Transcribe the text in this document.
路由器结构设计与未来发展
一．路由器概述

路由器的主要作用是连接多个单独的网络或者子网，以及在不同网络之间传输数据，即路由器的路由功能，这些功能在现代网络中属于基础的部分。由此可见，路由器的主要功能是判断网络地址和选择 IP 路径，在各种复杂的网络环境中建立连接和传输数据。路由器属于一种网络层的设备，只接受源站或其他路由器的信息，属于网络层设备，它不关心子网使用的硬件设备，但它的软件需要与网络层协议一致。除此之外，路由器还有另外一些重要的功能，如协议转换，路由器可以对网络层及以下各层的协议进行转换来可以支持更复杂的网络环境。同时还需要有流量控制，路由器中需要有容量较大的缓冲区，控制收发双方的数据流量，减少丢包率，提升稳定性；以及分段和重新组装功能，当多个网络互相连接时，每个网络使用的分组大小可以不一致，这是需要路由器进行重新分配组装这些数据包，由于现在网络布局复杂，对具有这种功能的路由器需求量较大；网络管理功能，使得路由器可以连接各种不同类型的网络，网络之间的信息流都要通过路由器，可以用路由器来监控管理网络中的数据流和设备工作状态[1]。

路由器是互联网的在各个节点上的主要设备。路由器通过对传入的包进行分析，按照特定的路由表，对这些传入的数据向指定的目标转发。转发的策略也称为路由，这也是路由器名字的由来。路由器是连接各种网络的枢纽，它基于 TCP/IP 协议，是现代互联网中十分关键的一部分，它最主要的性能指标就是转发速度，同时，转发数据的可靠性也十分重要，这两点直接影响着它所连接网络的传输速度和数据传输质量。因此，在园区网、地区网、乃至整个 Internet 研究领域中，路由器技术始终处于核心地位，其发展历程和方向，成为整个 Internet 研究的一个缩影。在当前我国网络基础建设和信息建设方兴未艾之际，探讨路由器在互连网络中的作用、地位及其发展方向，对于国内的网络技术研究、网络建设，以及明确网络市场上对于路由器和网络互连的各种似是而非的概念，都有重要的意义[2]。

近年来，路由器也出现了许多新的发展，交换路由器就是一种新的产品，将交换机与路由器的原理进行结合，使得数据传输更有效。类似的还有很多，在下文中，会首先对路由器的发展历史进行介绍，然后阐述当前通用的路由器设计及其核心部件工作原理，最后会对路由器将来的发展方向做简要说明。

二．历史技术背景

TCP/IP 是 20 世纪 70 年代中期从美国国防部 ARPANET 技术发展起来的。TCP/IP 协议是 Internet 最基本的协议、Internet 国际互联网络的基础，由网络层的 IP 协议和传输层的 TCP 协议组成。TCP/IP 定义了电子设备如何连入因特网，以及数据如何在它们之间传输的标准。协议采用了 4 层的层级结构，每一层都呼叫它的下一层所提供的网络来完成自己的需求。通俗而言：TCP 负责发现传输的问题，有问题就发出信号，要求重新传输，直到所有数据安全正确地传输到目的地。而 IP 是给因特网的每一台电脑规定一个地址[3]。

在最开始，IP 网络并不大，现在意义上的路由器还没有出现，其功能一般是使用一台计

Work to be completed »
Please quote the records above exactly, without skipping a line.

Completed task »
Transcribe the text in this document.
路由器结构设计与未来发展
一．路由器概述

路由器的主要作用是连接多个单独的网络或者子网，以及在不同网络之间传输数据，即路由器的路由功能，这些功能在现代网络中属于基础的部分。由此可见，路由器的主要功能是判断网络地址和选择 IP 路径，在各种复杂的网络环境中建立连接和传输数据。路由器属于一种网络层的设备，只接受源站或其他路由器的信息，属于网络层设备，它不关心子网使用的硬件设备，但它的软件需要与网络层协议一致。除此之外，路由器还有另外一些重要的功能，如协议转换，路由器可以对网络层及以下各层的协议进行转换来可以支持更复杂的网络环境。同时还需要有流量控制，路由器中需要有容量较大的缓冲区，控制收发双方的数据流量，减少丢包率，提升稳定性；以及分段和重新组装功能，当多个网络互相连接时，每个网络使用的分组大小可以不一致，这是需要路由器进行重新分配组装这些数据包，由于现在网络布局复杂，对具有这种功能的路由器需求量较大；网络管理功能，使得路由器可以连接各种不同类型的网络，网络之间的信息流都要通过路由器，可以用路由器来监控管理网络中的数据流和设备工作状态[1]。

路由器是互联网的在各个节点上的主要设备。路由器通过对传入的包进行分析，按照特定的路由表，对这些传入的数据向指定的目标转发。转发的策略也称为路由，这也是路由器名字的由来。路由器是连接各种网络的枢纽，它基于 TCP/IP 协议，是现代互联网中十分关键的一部分，它最主要的性能指标就是转发速度，同时，转发数据的可靠性也十分重要，这两点直接影响着它所连接网络的传输速度和数据传输质量。因此，在园区网、地区网、乃至整个 Internet 研究领域中，路由器技术始终处于核心地位，其发展历程和方向，成为整个 Internet 研究的一个缩影。在当前我国网络基础建设和信息建设方兴未艾之际，探讨路由器在互连网络中的作用、地位及其发展方向，对于国内的网络技术研究、网络建设，以及明确网络市场上对于路由器和网络互连的各种似是而非的概念，都有重要的意义[2]。

近年来，路由器也出现了许多新的发展，交换路由器就是一种新的产品，将交换机与路由器的原理进行结合，使得数据传输更有效。类似的还有很多，在下文中，会首先对路由器的发展历史进行介绍，然后阐述当前通用的路由器设计及其核心部件工作原理，最后会对路由器将来的发展方向做简要说明。

二．历史技术背景

TCP/IP 是 20 世纪 70 年代中期从美国国防部 ARPANET 技术发展起来的。TCP/IP 协议是 Internet 最基本的协议、Internet 国际互联网络的基础，由网络层的 IP 协议和传输层的 TCP 协议组成。TCP/IP 定义了电子设备如何连入因特网，以及数据如何在它们之间传输的标准。协议采用了 4 层的层级结构，每一层都呼叫它的下一层所提供的网络来完成自己的需求。通俗而言：TCP 负责发现传输的问题，有问题就发出信号，要求重新传输，直到所有数据安全正确地传输到目的地。而 IP 是给因特网的每一台电脑规定一个地址[3]。

在最开始，IP 网络并不大，现在意义上的路由器还没有出现，其功能一般是使用一台计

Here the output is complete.